» **Records provided**
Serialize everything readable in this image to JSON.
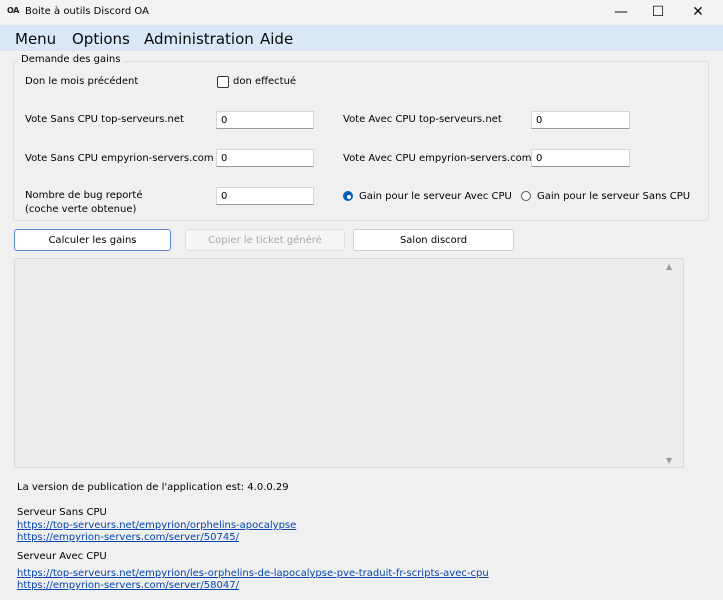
{
  "window": {
    "title": "Boite à outils Discord OA",
    "icon_text": "OA",
    "minimize": "—",
    "maximize": "☐",
    "close": "✕"
  },
  "menubar": {
    "items": [
      {
        "label": "Menu"
      },
      {
        "label": "Options"
      },
      {
        "label": "Administration"
      },
      {
        "label": "Aide"
      }
    ]
  },
  "group": {
    "title": "Demande des gains",
    "don_label": "Don le mois précédent",
    "don_checkbox_label": "don effectué",
    "don_checked": false,
    "vote_sans_cpu_top_label": "Vote Sans CPU top-serveurs.net",
    "vote_sans_cpu_top_value": "0",
    "vote_sans_cpu_emp_label": "Vote Sans CPU empyrion-servers.com",
    "vote_sans_cpu_emp_value": "0",
    "bug_label_line1": "Nombre de bug reporté",
    "bug_label_line2": "(coche verte obtenue)",
    "bug_value": "0",
    "vote_avec_cpu_top_label": "Vote Avec CPU top-serveurs.net",
    "vote_avec_cpu_top_value": "0",
    "vote_avec_cpu_emp_label": "Vote Avec CPU empyrion-servers.com",
    "vote_avec_cpu_emp_value": "0",
    "radio_avec_label": "Gain pour le serveur Avec CPU",
    "radio_sans_label": "Gain pour le serveur Sans CPU",
    "selected_radio": "avec"
  },
  "buttons": {
    "calc": "Calculer les gains",
    "copy": "Copier le ticket généré",
    "discord": "Salon discord"
  },
  "output": {
    "text": "",
    "scroll_up": "▲",
    "scroll_down": "▼"
  },
  "footer": {
    "version": "La version de publication de l'application est: 4.0.0.29",
    "sans_cpu_title": "Serveur Sans CPU",
    "sans_cpu_link1": "https://top-serveurs.net/empyrion/orphelins-apocalypse",
    "sans_cpu_link2": "https://empyrion-servers.com/server/50745/",
    "avec_cpu_title": "Serveur Avec CPU",
    "avec_cpu_link1": "https://top-serveurs.net/empyrion/les-orphelins-de-lapocalypse-pve-traduit-fr-scripts-avec-cpu",
    "avec_cpu_link2": "https://empyrion-servers.com/server/58047/"
  }
}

» **Task to carry out**
Without the pictures, write out every entry precisely as it appears.

» **Right answer**
Serialize everything readable in this image to JSON.
{
  "window": {
    "title": "Boite à outils Discord OA",
    "icon_text": "OA",
    "minimize": "—",
    "maximize": "☐",
    "close": "✕"
  },
  "menubar": {
    "items": [
      {
        "label": "Menu"
      },
      {
        "label": "Options"
      },
      {
        "label": "Administration"
      },
      {
        "label": "Aide"
      }
    ]
  },
  "group": {
    "title": "Demande des gains",
    "don_label": "Don le mois précédent",
    "don_checkbox_label": "don effectué",
    "don_checked": false,
    "vote_sans_cpu_top_label": "Vote Sans CPU top-serveurs.net",
    "vote_sans_cpu_top_value": "0",
    "vote_sans_cpu_emp_label": "Vote Sans CPU empyrion-servers.com",
    "vote_sans_cpu_emp_value": "0",
    "bug_label_line1": "Nombre de bug reporté",
    "bug_label_line2": "(coche verte obtenue)",
    "bug_value": "0",
    "vote_avec_cpu_top_label": "Vote Avec CPU top-serveurs.net",
    "vote_avec_cpu_top_value": "0",
    "vote_avec_cpu_emp_label": "Vote Avec CPU empyrion-servers.com",
    "vote_avec_cpu_emp_value": "0",
    "radio_avec_label": "Gain pour le serveur Avec CPU",
    "radio_sans_label": "Gain pour le serveur Sans CPU",
    "selected_radio": "avec"
  },
  "buttons": {
    "calc": "Calculer les gains",
    "copy": "Copier le ticket généré",
    "discord": "Salon discord"
  },
  "output": {
    "text": "",
    "scroll_up": "▲",
    "scroll_down": "▼"
  },
  "footer": {
    "version": "La version de publication de l'application est: 4.0.0.29",
    "sans_cpu_title": "Serveur Sans CPU",
    "sans_cpu_link1": "https://top-serveurs.net/empyrion/orphelins-apocalypse",
    "sans_cpu_link2": "https://empyrion-servers.com/server/50745/",
    "avec_cpu_title": "Serveur Avec CPU",
    "avec_cpu_link1": "https://top-serveurs.net/empyrion/les-orphelins-de-lapocalypse-pve-traduit-fr-scripts-avec-cpu",
    "avec_cpu_link2": "https://empyrion-servers.com/server/58047/"
  }
}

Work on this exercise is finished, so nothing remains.